▶ WHAT IS ASKED:
Please transcribe the data below exactly. Leave the pictures out.

▶ DATASET ENTRIES:
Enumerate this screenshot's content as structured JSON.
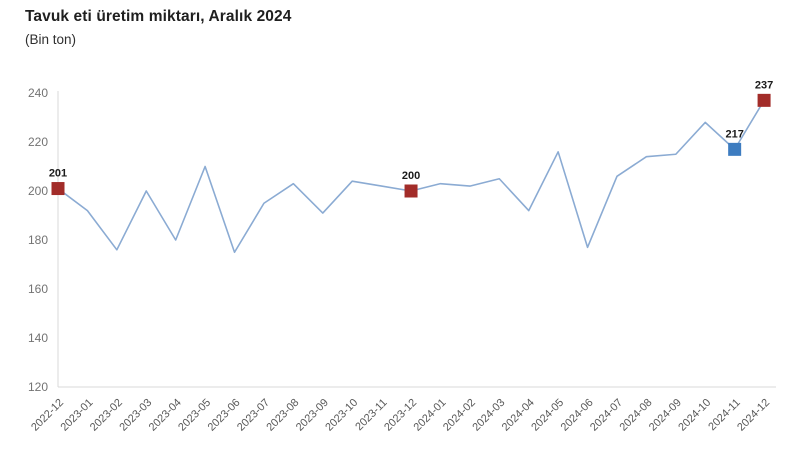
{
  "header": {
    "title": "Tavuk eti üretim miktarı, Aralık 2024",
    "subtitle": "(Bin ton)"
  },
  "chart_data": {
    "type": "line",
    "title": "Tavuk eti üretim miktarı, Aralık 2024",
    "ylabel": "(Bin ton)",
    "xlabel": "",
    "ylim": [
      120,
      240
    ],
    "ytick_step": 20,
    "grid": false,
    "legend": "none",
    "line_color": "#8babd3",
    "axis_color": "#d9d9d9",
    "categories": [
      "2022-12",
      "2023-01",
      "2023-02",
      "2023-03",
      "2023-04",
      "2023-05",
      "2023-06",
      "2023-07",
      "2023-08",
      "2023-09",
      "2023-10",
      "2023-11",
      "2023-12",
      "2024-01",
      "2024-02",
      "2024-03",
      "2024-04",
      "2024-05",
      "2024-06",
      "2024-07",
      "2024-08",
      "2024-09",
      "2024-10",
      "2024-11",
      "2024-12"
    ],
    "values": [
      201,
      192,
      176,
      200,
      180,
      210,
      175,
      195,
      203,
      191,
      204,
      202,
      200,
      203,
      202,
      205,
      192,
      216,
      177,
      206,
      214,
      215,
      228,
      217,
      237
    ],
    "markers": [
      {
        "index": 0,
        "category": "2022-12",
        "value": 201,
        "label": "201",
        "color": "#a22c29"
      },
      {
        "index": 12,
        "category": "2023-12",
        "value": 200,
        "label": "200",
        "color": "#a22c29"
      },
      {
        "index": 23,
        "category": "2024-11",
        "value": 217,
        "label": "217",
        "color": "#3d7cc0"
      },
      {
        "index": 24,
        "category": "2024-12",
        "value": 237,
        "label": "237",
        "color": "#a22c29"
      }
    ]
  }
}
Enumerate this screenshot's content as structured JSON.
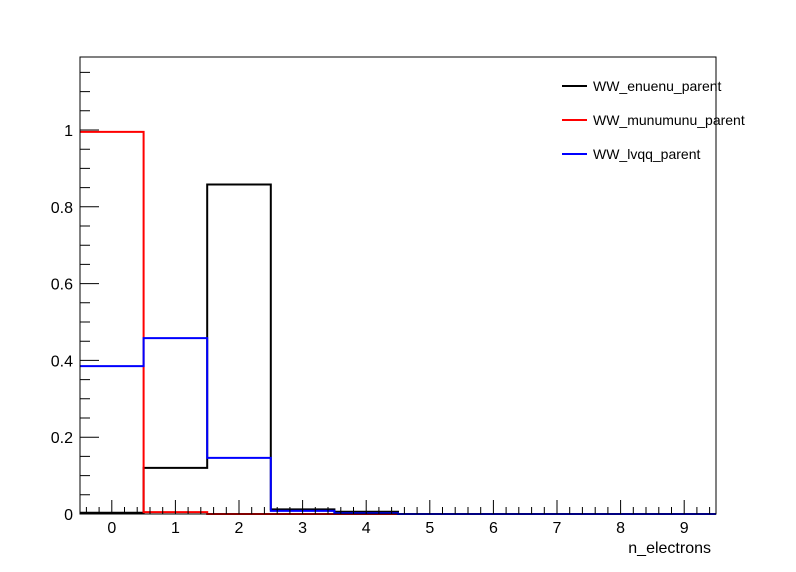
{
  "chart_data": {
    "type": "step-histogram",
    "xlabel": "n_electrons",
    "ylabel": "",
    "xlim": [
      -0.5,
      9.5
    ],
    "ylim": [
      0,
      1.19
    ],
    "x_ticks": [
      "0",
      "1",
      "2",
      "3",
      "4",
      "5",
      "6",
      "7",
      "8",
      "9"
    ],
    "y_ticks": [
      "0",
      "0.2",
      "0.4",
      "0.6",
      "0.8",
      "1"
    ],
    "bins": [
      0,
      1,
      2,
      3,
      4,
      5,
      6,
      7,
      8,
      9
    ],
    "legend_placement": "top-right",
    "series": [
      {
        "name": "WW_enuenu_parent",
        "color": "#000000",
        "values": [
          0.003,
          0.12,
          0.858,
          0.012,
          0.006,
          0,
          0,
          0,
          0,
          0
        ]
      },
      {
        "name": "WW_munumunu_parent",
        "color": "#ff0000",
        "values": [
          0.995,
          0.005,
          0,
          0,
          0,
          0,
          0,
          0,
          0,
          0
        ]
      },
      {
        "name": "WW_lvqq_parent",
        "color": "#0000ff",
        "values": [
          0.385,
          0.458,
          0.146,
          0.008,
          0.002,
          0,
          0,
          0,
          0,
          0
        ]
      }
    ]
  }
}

▶ SOLUTION BELOW:
Enumerate this screenshot's content as structured JSON.
{
  "header": {
    "title": "Tavuk eti üretim miktarı, Aralık 2024",
    "subtitle": "(Bin ton)"
  },
  "chart_data": {
    "type": "line",
    "title": "Tavuk eti üretim miktarı, Aralık 2024",
    "ylabel": "(Bin ton)",
    "xlabel": "",
    "ylim": [
      120,
      240
    ],
    "ytick_step": 20,
    "grid": false,
    "legend": "none",
    "line_color": "#8babd3",
    "axis_color": "#d9d9d9",
    "categories": [
      "2022-12",
      "2023-01",
      "2023-02",
      "2023-03",
      "2023-04",
      "2023-05",
      "2023-06",
      "2023-07",
      "2023-08",
      "2023-09",
      "2023-10",
      "2023-11",
      "2023-12",
      "2024-01",
      "2024-02",
      "2024-03",
      "2024-04",
      "2024-05",
      "2024-06",
      "2024-07",
      "2024-08",
      "2024-09",
      "2024-10",
      "2024-11",
      "2024-12"
    ],
    "values": [
      201,
      192,
      176,
      200,
      180,
      210,
      175,
      195,
      203,
      191,
      204,
      202,
      200,
      203,
      202,
      205,
      192,
      216,
      177,
      206,
      214,
      215,
      228,
      217,
      237
    ],
    "markers": [
      {
        "index": 0,
        "category": "2022-12",
        "value": 201,
        "label": "201",
        "color": "#a22c29"
      },
      {
        "index": 12,
        "category": "2023-12",
        "value": 200,
        "label": "200",
        "color": "#a22c29"
      },
      {
        "index": 23,
        "category": "2024-11",
        "value": 217,
        "label": "217",
        "color": "#3d7cc0"
      },
      {
        "index": 24,
        "category": "2024-12",
        "value": 237,
        "label": "237",
        "color": "#a22c29"
      }
    ]
  }
}
Enumerate this screenshot's content as structured JSON.
{
  "chart_data": {
    "type": "step-histogram",
    "xlabel": "n_electrons",
    "ylabel": "",
    "xlim": [
      -0.5,
      9.5
    ],
    "ylim": [
      0,
      1.19
    ],
    "x_ticks": [
      "0",
      "1",
      "2",
      "3",
      "4",
      "5",
      "6",
      "7",
      "8",
      "9"
    ],
    "y_ticks": [
      "0",
      "0.2",
      "0.4",
      "0.6",
      "0.8",
      "1"
    ],
    "bins": [
      0,
      1,
      2,
      3,
      4,
      5,
      6,
      7,
      8,
      9
    ],
    "legend_placement": "top-right",
    "series": [
      {
        "name": "WW_enuenu_parent",
        "color": "#000000",
        "values": [
          0.003,
          0.12,
          0.858,
          0.012,
          0.006,
          0,
          0,
          0,
          0,
          0
        ]
      },
      {
        "name": "WW_munumunu_parent",
        "color": "#ff0000",
        "values": [
          0.995,
          0.005,
          0,
          0,
          0,
          0,
          0,
          0,
          0,
          0
        ]
      },
      {
        "name": "WW_lvqq_parent",
        "color": "#0000ff",
        "values": [
          0.385,
          0.458,
          0.146,
          0.008,
          0.002,
          0,
          0,
          0,
          0,
          0
        ]
      }
    ]
  }
}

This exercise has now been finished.